> _What needs to be done_
Go through the listing and return every line with "nBoss" in it.

— begin Provided data —

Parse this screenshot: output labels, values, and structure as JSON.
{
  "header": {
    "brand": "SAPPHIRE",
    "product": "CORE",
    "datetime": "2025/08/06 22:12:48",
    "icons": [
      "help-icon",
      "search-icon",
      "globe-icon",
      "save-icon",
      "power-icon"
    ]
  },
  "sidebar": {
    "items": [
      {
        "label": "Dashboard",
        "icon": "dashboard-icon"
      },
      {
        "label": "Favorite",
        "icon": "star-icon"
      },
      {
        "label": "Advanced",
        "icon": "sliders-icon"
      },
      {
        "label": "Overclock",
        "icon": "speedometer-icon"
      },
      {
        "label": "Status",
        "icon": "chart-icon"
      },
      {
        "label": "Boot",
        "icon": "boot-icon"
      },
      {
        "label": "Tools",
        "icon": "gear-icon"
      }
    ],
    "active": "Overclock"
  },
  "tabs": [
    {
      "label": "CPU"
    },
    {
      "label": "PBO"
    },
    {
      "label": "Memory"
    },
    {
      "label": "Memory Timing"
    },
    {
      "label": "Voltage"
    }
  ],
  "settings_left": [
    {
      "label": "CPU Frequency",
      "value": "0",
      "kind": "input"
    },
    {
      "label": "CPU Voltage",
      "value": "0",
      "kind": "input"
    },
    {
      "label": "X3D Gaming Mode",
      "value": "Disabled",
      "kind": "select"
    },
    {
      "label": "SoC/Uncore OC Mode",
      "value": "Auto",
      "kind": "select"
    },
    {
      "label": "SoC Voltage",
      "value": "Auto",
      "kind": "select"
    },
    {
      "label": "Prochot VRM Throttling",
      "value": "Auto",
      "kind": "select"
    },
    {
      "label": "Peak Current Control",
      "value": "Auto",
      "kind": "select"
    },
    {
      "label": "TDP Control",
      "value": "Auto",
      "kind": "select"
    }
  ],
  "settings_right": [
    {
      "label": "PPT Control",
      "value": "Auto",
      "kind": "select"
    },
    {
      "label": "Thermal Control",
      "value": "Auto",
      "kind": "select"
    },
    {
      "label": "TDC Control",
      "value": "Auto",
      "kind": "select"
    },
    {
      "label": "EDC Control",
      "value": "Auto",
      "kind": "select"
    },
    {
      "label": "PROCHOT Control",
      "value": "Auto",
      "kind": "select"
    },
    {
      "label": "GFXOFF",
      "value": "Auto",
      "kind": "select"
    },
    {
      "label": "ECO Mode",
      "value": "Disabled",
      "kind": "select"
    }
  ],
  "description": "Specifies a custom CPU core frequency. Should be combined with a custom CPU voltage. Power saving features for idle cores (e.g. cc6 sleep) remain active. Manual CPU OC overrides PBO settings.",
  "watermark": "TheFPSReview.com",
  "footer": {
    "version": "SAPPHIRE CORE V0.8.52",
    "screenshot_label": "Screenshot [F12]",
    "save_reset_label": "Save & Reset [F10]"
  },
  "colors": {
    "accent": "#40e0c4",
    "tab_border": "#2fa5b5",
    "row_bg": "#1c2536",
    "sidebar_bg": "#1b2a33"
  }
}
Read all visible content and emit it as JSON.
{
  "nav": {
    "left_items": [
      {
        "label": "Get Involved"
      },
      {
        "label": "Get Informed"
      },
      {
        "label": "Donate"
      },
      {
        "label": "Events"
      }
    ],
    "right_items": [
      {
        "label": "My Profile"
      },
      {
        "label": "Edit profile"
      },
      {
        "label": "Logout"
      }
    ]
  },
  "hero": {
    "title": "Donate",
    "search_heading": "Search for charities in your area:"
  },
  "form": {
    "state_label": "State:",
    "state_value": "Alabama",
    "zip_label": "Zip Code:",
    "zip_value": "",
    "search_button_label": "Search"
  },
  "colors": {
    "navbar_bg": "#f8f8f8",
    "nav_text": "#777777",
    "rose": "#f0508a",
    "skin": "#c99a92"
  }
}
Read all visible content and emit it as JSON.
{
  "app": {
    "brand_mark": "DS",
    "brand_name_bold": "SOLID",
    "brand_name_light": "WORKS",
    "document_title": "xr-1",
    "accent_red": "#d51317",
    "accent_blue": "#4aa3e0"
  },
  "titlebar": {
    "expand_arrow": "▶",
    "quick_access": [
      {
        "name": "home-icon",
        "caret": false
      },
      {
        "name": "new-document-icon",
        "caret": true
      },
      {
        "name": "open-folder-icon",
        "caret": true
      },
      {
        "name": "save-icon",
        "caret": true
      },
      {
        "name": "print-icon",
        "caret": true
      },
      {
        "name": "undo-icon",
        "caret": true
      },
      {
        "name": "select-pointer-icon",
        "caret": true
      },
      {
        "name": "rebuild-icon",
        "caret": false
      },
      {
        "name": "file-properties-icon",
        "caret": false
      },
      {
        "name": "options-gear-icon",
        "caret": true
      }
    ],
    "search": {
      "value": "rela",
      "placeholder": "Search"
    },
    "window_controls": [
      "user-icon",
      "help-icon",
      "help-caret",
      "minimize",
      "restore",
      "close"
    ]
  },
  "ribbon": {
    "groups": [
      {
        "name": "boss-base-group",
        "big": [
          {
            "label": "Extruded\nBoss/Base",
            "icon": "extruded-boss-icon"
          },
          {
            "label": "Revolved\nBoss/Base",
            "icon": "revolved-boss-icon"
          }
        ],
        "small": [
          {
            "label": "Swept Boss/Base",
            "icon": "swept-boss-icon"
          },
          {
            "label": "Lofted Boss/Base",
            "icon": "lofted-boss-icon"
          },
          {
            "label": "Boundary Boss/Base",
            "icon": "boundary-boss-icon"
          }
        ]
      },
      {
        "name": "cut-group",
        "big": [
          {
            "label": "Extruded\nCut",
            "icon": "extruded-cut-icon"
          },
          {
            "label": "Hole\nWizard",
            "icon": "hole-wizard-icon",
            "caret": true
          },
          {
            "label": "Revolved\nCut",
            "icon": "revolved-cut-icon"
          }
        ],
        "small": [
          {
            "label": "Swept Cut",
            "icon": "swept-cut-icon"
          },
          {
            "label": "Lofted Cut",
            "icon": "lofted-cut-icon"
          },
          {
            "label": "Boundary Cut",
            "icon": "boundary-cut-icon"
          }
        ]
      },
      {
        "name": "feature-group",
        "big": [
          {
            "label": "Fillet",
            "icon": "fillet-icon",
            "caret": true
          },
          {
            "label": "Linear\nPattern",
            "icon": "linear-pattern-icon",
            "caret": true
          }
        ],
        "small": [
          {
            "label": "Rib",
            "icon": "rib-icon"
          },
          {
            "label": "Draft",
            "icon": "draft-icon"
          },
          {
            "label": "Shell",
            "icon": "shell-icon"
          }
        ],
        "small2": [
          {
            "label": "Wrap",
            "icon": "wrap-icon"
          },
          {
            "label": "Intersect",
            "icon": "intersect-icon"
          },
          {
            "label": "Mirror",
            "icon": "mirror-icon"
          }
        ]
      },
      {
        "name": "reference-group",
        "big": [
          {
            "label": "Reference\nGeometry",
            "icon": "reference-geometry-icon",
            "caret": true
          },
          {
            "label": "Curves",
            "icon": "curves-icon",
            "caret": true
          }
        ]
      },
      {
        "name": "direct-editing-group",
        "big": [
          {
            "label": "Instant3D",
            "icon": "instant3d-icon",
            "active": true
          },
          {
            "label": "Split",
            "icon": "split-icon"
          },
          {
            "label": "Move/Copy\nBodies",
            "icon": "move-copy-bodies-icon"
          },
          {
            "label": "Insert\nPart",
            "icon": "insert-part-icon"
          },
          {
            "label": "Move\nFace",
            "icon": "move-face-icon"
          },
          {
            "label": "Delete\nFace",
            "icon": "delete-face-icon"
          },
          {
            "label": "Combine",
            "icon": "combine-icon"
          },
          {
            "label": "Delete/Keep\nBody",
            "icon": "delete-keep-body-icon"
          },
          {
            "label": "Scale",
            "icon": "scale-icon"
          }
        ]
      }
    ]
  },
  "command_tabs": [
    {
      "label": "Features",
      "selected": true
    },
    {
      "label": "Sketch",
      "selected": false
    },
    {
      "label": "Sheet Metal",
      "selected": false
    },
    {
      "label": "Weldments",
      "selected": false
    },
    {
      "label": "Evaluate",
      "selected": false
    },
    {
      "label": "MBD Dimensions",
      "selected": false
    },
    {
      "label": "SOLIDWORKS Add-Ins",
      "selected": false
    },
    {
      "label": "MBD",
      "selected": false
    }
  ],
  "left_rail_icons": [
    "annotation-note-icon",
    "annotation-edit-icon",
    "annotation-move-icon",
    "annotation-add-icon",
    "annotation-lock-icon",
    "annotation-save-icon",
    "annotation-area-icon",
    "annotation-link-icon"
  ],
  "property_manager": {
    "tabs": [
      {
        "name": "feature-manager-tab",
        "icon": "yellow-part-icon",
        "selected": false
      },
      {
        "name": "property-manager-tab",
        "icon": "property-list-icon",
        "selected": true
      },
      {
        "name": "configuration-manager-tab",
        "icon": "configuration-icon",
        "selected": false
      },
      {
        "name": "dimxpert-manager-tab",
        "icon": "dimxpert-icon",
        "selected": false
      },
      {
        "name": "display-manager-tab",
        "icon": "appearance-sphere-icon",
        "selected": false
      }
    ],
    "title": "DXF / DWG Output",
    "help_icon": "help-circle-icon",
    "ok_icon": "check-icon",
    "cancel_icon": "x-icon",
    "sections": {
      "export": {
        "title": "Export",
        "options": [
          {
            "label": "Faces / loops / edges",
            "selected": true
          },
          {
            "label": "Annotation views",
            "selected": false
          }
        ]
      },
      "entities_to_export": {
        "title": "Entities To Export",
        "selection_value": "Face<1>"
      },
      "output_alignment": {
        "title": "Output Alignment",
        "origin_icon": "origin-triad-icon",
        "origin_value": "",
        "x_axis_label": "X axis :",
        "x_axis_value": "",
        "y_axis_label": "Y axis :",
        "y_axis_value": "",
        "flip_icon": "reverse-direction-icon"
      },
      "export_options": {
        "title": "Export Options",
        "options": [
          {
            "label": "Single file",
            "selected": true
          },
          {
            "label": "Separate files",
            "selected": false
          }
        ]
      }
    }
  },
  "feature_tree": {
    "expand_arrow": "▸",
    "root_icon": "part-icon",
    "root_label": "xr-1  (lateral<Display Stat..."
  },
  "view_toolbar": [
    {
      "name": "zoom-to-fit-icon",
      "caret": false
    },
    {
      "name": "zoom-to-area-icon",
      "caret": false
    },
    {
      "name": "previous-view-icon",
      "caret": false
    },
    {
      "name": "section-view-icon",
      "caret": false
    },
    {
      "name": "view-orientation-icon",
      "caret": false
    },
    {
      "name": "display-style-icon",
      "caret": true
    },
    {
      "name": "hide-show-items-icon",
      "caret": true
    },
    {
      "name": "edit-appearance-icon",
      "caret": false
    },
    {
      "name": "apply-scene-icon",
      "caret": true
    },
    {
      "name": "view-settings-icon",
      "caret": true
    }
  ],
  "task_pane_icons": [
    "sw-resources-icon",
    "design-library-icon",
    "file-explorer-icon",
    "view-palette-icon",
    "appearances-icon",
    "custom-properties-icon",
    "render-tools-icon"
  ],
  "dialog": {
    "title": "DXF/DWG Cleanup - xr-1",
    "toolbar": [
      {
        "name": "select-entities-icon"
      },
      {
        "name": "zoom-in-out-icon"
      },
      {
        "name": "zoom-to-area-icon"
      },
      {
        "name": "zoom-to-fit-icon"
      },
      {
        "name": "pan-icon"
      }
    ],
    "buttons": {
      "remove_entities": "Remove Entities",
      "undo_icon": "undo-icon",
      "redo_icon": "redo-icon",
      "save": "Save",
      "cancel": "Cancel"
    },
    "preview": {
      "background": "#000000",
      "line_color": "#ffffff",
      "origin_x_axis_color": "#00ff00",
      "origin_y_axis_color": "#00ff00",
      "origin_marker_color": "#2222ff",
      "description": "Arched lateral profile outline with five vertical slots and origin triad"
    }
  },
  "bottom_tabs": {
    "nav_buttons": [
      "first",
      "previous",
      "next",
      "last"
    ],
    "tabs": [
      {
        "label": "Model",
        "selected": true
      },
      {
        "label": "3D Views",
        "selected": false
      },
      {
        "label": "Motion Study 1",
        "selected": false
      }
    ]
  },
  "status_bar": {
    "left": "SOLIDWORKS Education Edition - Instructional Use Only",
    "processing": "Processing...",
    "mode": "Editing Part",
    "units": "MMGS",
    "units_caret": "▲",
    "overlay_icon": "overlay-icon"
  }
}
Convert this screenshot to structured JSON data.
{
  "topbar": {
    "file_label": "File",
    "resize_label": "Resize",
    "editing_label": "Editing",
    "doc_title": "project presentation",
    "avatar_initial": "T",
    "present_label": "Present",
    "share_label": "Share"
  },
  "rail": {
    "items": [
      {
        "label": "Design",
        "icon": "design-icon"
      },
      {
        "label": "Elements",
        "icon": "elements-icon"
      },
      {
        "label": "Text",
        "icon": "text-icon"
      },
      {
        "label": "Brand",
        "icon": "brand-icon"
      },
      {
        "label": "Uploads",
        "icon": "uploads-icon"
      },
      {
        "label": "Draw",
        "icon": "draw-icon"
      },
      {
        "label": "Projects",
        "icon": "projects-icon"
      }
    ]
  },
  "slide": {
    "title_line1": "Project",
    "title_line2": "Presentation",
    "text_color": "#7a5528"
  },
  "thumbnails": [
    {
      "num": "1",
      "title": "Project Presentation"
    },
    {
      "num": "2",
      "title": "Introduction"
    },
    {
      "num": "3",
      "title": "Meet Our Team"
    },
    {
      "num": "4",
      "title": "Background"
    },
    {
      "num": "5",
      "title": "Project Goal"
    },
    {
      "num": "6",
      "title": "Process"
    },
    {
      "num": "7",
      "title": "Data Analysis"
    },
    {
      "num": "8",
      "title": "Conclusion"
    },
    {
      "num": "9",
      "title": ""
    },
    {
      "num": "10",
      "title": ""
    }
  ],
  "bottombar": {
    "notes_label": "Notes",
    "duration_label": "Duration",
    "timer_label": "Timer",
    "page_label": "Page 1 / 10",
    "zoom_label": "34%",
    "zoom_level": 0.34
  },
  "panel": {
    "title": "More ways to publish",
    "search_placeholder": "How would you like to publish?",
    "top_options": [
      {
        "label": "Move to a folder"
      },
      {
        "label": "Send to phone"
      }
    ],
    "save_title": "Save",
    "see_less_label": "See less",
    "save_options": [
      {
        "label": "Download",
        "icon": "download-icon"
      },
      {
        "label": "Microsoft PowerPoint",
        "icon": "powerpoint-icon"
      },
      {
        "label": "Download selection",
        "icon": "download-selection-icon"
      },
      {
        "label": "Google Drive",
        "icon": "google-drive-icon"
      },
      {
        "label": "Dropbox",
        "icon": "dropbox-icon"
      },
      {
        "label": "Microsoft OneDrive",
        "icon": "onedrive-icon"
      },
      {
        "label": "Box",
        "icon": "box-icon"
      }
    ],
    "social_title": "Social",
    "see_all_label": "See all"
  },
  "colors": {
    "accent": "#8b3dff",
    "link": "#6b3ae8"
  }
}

— end Provided data —

> _Correct output_
            "label": "Extruded\nBoss/Base",
            "label": "Revolved\nBoss/Base",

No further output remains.